What to work on:
Copy the lines holding the word "name", all of them.

Listing:

================================

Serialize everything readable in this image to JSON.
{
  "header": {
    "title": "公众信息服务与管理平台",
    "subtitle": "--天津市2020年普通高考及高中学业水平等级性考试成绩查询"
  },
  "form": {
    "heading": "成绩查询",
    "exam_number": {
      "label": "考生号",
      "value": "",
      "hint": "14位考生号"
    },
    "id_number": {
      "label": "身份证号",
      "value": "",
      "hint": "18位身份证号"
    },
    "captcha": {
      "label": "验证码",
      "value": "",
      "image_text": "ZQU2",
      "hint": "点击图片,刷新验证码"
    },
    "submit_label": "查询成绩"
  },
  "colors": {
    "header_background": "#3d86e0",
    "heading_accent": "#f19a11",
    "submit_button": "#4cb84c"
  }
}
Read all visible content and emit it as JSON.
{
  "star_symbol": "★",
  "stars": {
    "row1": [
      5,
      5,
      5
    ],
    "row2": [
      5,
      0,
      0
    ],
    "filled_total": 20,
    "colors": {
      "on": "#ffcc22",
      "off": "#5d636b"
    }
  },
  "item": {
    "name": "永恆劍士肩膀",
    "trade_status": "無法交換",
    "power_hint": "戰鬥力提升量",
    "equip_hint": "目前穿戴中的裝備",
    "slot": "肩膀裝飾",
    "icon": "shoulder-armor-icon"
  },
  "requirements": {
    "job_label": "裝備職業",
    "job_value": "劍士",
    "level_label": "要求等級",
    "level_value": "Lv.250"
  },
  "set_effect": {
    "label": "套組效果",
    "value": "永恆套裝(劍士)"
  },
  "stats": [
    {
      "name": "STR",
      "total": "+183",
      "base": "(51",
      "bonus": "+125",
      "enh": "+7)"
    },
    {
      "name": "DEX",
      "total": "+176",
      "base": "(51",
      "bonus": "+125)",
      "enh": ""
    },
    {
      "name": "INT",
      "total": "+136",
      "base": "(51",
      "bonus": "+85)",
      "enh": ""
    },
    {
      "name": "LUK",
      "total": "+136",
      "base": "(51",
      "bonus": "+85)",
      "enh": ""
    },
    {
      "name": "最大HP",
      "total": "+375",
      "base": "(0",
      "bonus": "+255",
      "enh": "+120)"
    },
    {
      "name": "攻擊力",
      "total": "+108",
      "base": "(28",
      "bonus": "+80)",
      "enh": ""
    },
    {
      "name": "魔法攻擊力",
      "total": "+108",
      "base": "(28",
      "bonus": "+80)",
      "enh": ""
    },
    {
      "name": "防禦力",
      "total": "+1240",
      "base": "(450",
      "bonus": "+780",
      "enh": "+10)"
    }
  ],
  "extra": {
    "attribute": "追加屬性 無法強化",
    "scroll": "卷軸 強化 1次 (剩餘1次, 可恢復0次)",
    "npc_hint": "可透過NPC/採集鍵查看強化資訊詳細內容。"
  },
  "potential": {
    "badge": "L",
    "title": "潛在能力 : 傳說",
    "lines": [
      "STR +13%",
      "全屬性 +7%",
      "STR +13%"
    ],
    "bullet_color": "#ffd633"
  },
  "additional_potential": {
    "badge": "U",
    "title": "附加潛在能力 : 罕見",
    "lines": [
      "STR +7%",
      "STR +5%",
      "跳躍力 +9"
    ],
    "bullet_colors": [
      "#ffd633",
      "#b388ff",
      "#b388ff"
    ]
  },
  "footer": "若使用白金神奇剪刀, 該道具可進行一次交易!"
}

================================

Reply:
    "name": "永恆劍士肩膀",
      "name": "STR",
      "name": "DEX",
      "name": "INT",
      "name": "LUK",
      "name": "最大HP",
      "name": "攻擊力",
      "name": "魔法攻擊力",
      "name": "防禦力",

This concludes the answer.